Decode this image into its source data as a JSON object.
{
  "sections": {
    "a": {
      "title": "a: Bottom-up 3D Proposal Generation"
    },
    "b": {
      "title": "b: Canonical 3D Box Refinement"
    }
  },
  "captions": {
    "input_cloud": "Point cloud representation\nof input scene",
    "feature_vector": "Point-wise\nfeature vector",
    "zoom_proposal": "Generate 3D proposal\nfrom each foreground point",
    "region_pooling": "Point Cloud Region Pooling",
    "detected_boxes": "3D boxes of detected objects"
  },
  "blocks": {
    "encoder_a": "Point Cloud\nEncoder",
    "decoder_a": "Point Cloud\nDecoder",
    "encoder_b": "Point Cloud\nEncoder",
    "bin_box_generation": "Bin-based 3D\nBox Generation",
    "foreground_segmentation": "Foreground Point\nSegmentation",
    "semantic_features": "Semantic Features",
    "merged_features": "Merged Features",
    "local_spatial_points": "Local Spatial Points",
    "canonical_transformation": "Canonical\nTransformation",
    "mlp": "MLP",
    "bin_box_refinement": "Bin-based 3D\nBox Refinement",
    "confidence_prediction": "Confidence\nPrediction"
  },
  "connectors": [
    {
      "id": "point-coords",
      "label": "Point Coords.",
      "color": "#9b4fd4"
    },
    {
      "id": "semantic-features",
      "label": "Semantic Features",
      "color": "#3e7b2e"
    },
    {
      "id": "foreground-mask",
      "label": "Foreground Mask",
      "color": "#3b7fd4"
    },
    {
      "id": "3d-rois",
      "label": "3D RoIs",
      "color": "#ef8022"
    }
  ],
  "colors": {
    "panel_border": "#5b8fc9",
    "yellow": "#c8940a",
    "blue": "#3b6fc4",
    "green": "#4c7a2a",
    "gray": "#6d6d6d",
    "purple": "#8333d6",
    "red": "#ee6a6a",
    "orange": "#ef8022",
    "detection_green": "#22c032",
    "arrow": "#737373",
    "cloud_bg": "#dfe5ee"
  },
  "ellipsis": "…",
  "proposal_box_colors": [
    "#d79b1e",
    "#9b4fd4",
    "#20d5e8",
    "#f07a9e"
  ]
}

◆ Exercise details:
Recopy all the lines exactly as they appear.

◆ Answer to the task:
Decode this image into its source data as a JSON object.
{
  "sections": {
    "a": {
      "title": "a: Bottom-up 3D Proposal Generation"
    },
    "b": {
      "title": "b: Canonical 3D Box Refinement"
    }
  },
  "captions": {
    "input_cloud": "Point cloud representation\nof input scene",
    "feature_vector": "Point-wise\nfeature vector",
    "zoom_proposal": "Generate 3D proposal\nfrom each foreground point",
    "region_pooling": "Point Cloud Region Pooling",
    "detected_boxes": "3D boxes of detected objects"
  },
  "blocks": {
    "encoder_a": "Point Cloud\nEncoder",
    "decoder_a": "Point Cloud\nDecoder",
    "encoder_b": "Point Cloud\nEncoder",
    "bin_box_generation": "Bin-based 3D\nBox Generation",
    "foreground_segmentation": "Foreground Point\nSegmentation",
    "semantic_features": "Semantic Features",
    "merged_features": "Merged Features",
    "local_spatial_points": "Local Spatial Points",
    "canonical_transformation": "Canonical\nTransformation",
    "mlp": "MLP",
    "bin_box_refinement": "Bin-based 3D\nBox Refinement",
    "confidence_prediction": "Confidence\nPrediction"
  },
  "connectors": [
    {
      "id": "point-coords",
      "label": "Point Coords.",
      "color": "#9b4fd4"
    },
    {
      "id": "semantic-features",
      "label": "Semantic Features",
      "color": "#3e7b2e"
    },
    {
      "id": "foreground-mask",
      "label": "Foreground Mask",
      "color": "#3b7fd4"
    },
    {
      "id": "3d-rois",
      "label": "3D RoIs",
      "color": "#ef8022"
    }
  ],
  "colors": {
    "panel_border": "#5b8fc9",
    "yellow": "#c8940a",
    "blue": "#3b6fc4",
    "green": "#4c7a2a",
    "gray": "#6d6d6d",
    "purple": "#8333d6",
    "red": "#ee6a6a",
    "orange": "#ef8022",
    "detection_green": "#22c032",
    "arrow": "#737373",
    "cloud_bg": "#dfe5ee"
  },
  "ellipsis": "…",
  "proposal_box_colors": [
    "#d79b1e",
    "#9b4fd4",
    "#20d5e8",
    "#f07a9e"
  ]
}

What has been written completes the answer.